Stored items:
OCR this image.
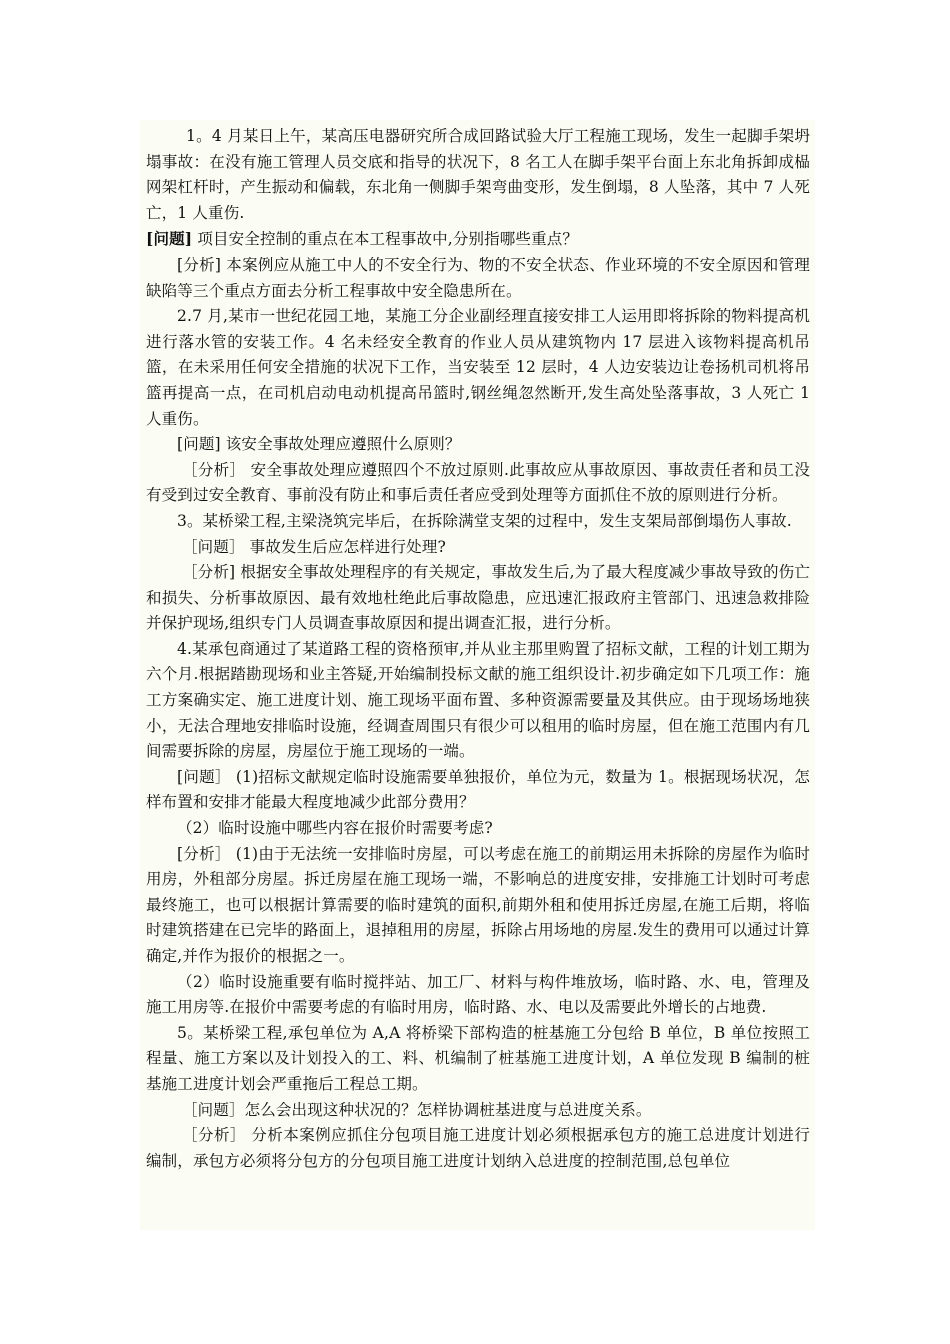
1。4 月某日上午，某高压电器研究所合成回路试验大厅工程施工现场，发生一起脚手架坍塌事故：在没有施工管理人员交底和指导的状况下，8 名工人在脚手架平台面上东北角拆卸成榀网架杠杆时，产生振动和偏载，东北角一侧脚手架弯曲变形，发生倒塌，8 人坠落，其中 7 人死亡，1 人重伤.

[问题] 项目安全控制的重点在本工程事故中,分别指哪些重点？

[分析] 本案例应从施工中人的不安全行为、物的不安全状态、作业环境的不安全原因和管理缺陷等三个重点方面去分析工程事故中安全隐患所在。

2.7 月,某市一世纪花园工地，某施工分企业副经理直接安排工人运用即将拆除的物料提高机进行落水管的安装工作。4 名未经安全教育的作业人员从建筑物内 17 层进入该物料提高机吊篮，在未采用任何安全措施的状况下工作，当安装至 12 层时，4 人边安装边让卷扬机司机将吊篮再提高一点，在司机启动电动机提高吊篮时,钢丝绳忽然断开,发生高处坠落事故，3 人死亡 1 人重伤。

[问题] 该安全事故处理应遵照什么原则？

［分析］ 安全事故处理应遵照四个不放过原则.此事故应从事故原因、事故责任者和员工没有受到过安全教育、事前没有防止和事后责任者应受到处理等方面抓住不放的原则进行分析。

3。某桥梁工程,主梁浇筑完毕后，在拆除满堂支架的过程中，发生支架局部倒塌伤人事故.

［问题］ 事故发生后应怎样进行处理?

［分析] 根据安全事故处理程序的有关规定，事故发生后,为了最大程度减少事故导致的伤亡和损失、分析事故原因、最有效地杜绝此后事故隐患，应迅速汇报政府主管部门、迅速急救排险并保护现场,组织专门人员调查事故原因和提出调查汇报，进行分析。

4.某承包商通过了某道路工程的资格预审,并从业主那里购置了招标文献，工程的计划工期为六个月.根据踏勘现场和业主答疑,开始编制投标文献的施工组织设计.初步确定如下几项工作：施工方案确实定、施工进度计划、施工现场平面布置、多种资源需要量及其供应。由于现场场地狭小，无法合理地安排临时设施，经调查周围只有很少可以租用的临时房屋，但在施工范围内有几间需要拆除的房屋，房屋位于施工现场的一端。

[问题］ (1)招标文献规定临时设施需要单独报价，单位为元，数量为 1。根据现场状况，怎样布置和安排才能最大程度地减少此部分费用？

（2）临时设施中哪些内容在报价时需要考虑?

[分析］ (1)由于无法统一安排临时房屋，可以考虑在施工的前期运用未拆除的房屋作为临时用房，外租部分房屋。拆迁房屋在施工现场一端，不影响总的进度安排，安排施工计划时可考虑最终施工，也可以根据计算需要的临时建筑的面积,前期外租和使用拆迁房屋,在施工后期，将临时建筑搭建在已完毕的路面上，退掉租用的房屋，拆除占用场地的房屋.发生的费用可以通过计算确定,并作为报价的根据之一。

（2）临时设施重要有临时搅拌站、加工厂、材料与构件堆放场，临时路、水、电，管理及施工用房等.在报价中需要考虑的有临时用房，临时路、水、电以及需要此外增长的占地费.

5。某桥梁工程,承包单位为 A,A 将桥梁下部构造的桩基施工分包给 B 单位，B 单位按照工程量、施工方案以及计划投入的工、料、机编制了桩基施工进度计划，A 单位发现 B 编制的桩基施工进度计划会严重拖后工程总工期。

［问题］怎么会出现这种状况的？怎样协调桩基进度与总进度关系。

［分析］ 分析本案例应抓住分包项目施工进度计划必须根据承包方的施工总进度计划进行编制，承包方必须将分包方的分包项目施工进度计划纳入总进度的控制范围,总包单位
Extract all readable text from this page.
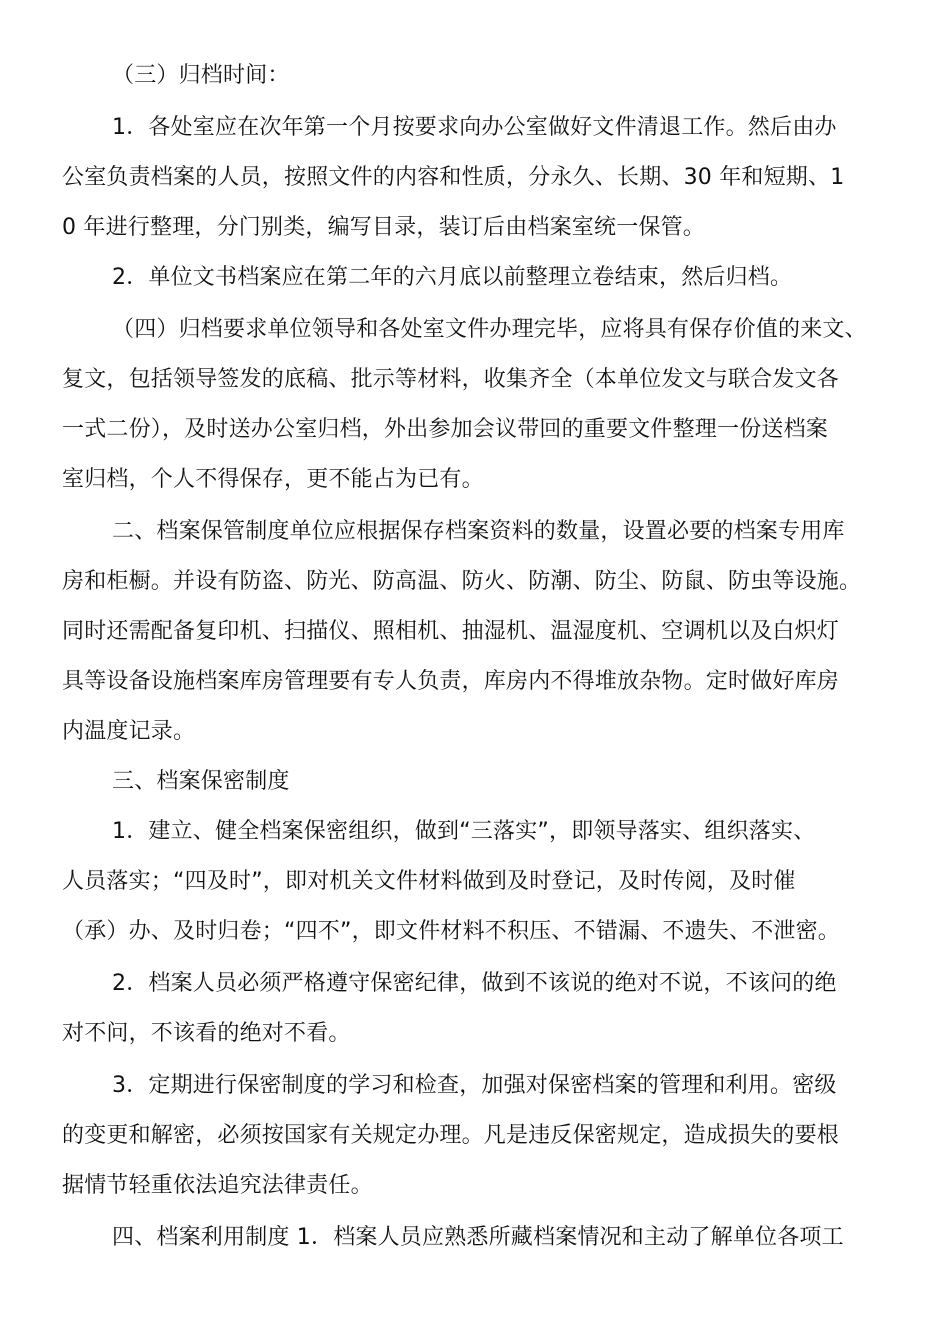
（三）归档时间：
1．各处室应在次年第一个月按要求向办公室做好文件清退工作。然后由办
公室负责档案的人员，按照文件的内容和性质，分永久、长期、30 年和短期、1
0 年进行整理，分门别类，编写目录，装订后由档案室统一保管。
2．单位文书档案应在第二年的六月底以前整理立卷结束，然后归档。
（四）归档要求单位领导和各处室文件办理完毕，应将具有保存价值的来文、
复文，包括领导签发的底稿、批示等材料，收集齐全（本单位发文与联合发文各
一式二份），及时送办公室归档，外出参加会议带回的重要文件整理一份送档案
室归档，个人不得保存，更不能占为已有。
二、档案保管制度单位应根据保存档案资料的数量，设置必要的档案专用库
房和柜橱。并设有防盗、防光、防高温、防火、防潮、防尘、防鼠、防虫等设施。
同时还需配备复印机、扫描仪、照相机、抽湿机、温湿度机、空调机以及白炽灯
具等设备设施档案库房管理要有专人负责，库房内不得堆放杂物。定时做好库房
内温度记录。
三、档案保密制度
1．建立、健全档案保密组织，做到“三落实”，即领导落实、组织落实、
人员落实；“四及时”，即对机关文件材料做到及时登记，及时传阅，及时催
（承）办、及时归卷；“四不”，即文件材料不积压、不错漏、不遗失、不泄密。
2．档案人员必须严格遵守保密纪律，做到不该说的绝对不说，不该问的绝
对不问，不该看的绝对不看。
3．定期进行保密制度的学习和检查，加强对保密档案的管理和利用。密级
的变更和解密，必须按国家有关规定办理。凡是违反保密规定，造成损失的要根
据情节轻重依法追究法律责任。
四、档案利用制度 1．档案人员应熟悉所藏档案情况和主动了解单位各项工
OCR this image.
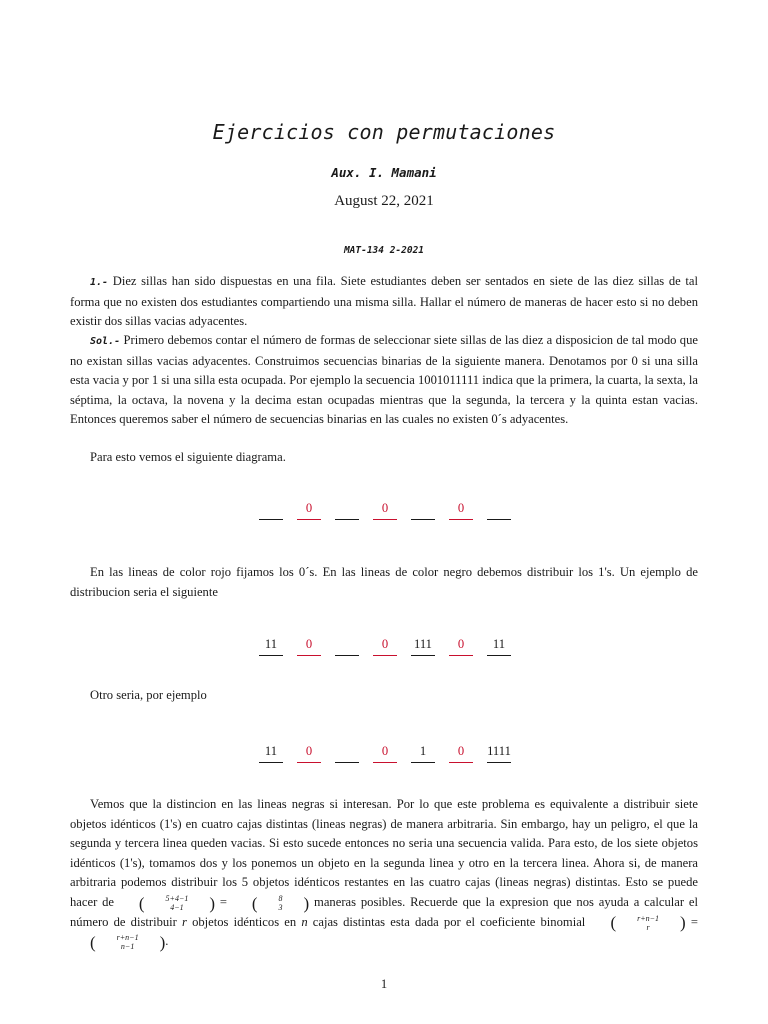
Ejercicios con permutaciones
Aux. I. Mamani
August 22, 2021
MAT-134 2-2021

1.- Diez sillas han sido dispuestas en una fila. Siete estudiantes deben ser sentados en siete de las diez sillas de tal forma que no existen dos estudiantes compartiendo una misma silla. Hallar el número de maneras de hacer esto si no deben existir dos sillas vacias adyacentes.

Sol.- Primero debemos contar el número de formas de seleccionar siete sillas de las diez a disposicion de tal modo que no existan sillas vacias adyacentes. Construimos secuencias binarias de la siguiente manera. Denotamos por 0 si una silla esta vacia y por 1 si una silla esta ocupada. Por ejemplo la secuencia 1001011111 indica que la primera, la cuarta, la sexta, la séptima, la octava, la novena y la decima estan ocupadas mientras que la segunda, la tercera y la quinta estan vacias. Entonces queremos saber el número de secuencias binarias en las cuales no existen 0´s adyacentes.

Para esto vemos el siguiente diagrama.

0	0	0

En las lineas de color rojo fijamos los 0´s. En las lineas de color negro debemos distribuir los 1's. Un ejemplo de distribucion seria el siguiente

11	0	0	111	0	11

Otro seria, por ejemplo

11	0	0	1	0	1111

Vemos que la distincion en las lineas negras si interesan. Por lo que este problema es equivalente a distribuir siete objetos idénticos (1's) en cuatro cajas distintas (lineas negras) de manera arbitraria. Sin embargo, hay un peligro, el que la segunda y tercera linea queden vacias. Si esto sucede entonces no seria una secuencia valida. Para esto, de los siete objetos idénticos (1's), tomamos dos y los ponemos un objeto en la segunda linea y otro en la tercera linea. Ahora si, de manera arbitraria podemos distribuir los 5 objetos idénticos restantes en las cuatro cajas (lineas negras) distintas. Esto se puede hacer de	(	5+4−1
4−1	) =	(	8
3	) maneras posibles. Recuerde que la expresion que nos ayuda a calcular el número de distribuir r objetos idénticos en n cajas distintas esta dada por el coeficiente binomial	(	r+n−1
r	) =
(	r+n−1
n−1	) .

1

§ **TASK GOAL**
Show the lines of the data that hold the word "tercera".

§ **CORRECT OUTPUT**
Sol.- Primero debemos contar el número de formas de seleccionar siete sillas de las diez a disposicion de tal modo que no existan sillas vacias adyacentes. Construimos secuencias binarias de la siguiente manera. Denotamos por 0 si una silla esta vacia y por 1 si una silla esta ocupada. Por ejemplo la secuencia 1001011111 indica que la primera, la cuarta, la sexta, la séptima, la octava, la novena y la decima estan ocupadas mientras que la segunda, la tercera y la quinta estan vacias. Entonces queremos saber el número de secuencias binarias en las cuales no existen 0´s adyacentes.
Vemos que la distincion en las lineas negras si interesan. Por lo que este problema es equivalente a distribuir siete objetos idénticos (1's) en cuatro cajas distintas (lineas negras) de manera arbitraria. Sin embargo, hay un peligro, el que la segunda y tercera linea queden vacias. Si esto sucede entonces no seria una secuencia valida. Para esto, de los siete objetos idénticos (1's), tomamos dos y los ponemos un objeto en la segunda linea y otro en la tercera linea. Ahora si, de manera arbitraria podemos distribuir los 5 objetos idénticos restantes en las cuatro cajas (lineas negras) distintas. Esto se puede hacer de	(	5+4−1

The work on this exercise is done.